Data entries:
★ ★ ★ ★

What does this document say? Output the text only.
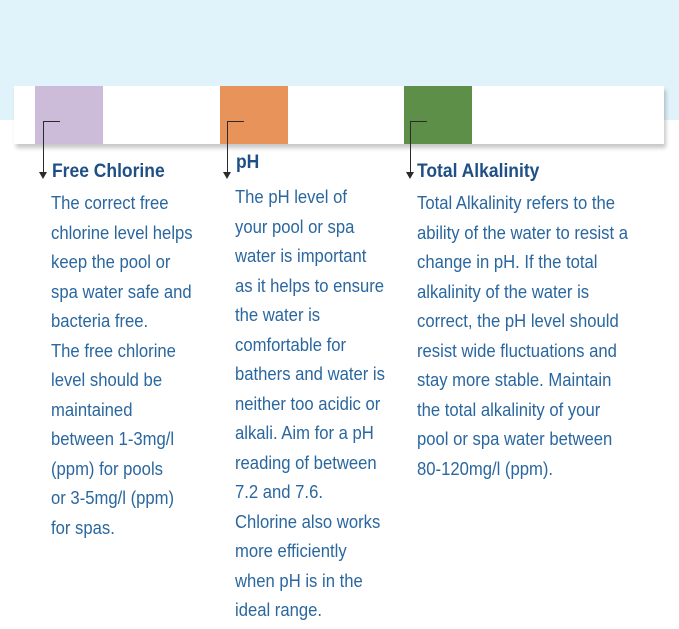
Free Chlorine
The correct free
chlorine level helps
keep the pool or
spa water safe and
bacteria free.
The free chlorine
level should be
maintained
between 1-3mg/l
(ppm) for pools
or 3-5mg/l (ppm)
for spas.
pH
The pH level of
your pool or spa
water is important
as it helps to ensure
the water is
comfortable for
bathers and water is
neither too acidic or
alkali. Aim for a pH
reading of between
7.2 and 7.6.
Chlorine also works
more efficiently
when pH is in the
ideal range.
Total Alkalinity
Total Alkalinity refers to the
ability of the water to resist a
change in pH. If the total
alkalinity of the water is
correct, the pH level should
resist wide fluctuations and
stay more stable. Maintain
the total alkalinity of your
pool or spa water between
80-120mg/l (ppm).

★ ★ ★ ★

Search the records for the string "your" and report each line that has it.

your pool or spa
the total alkalinity of your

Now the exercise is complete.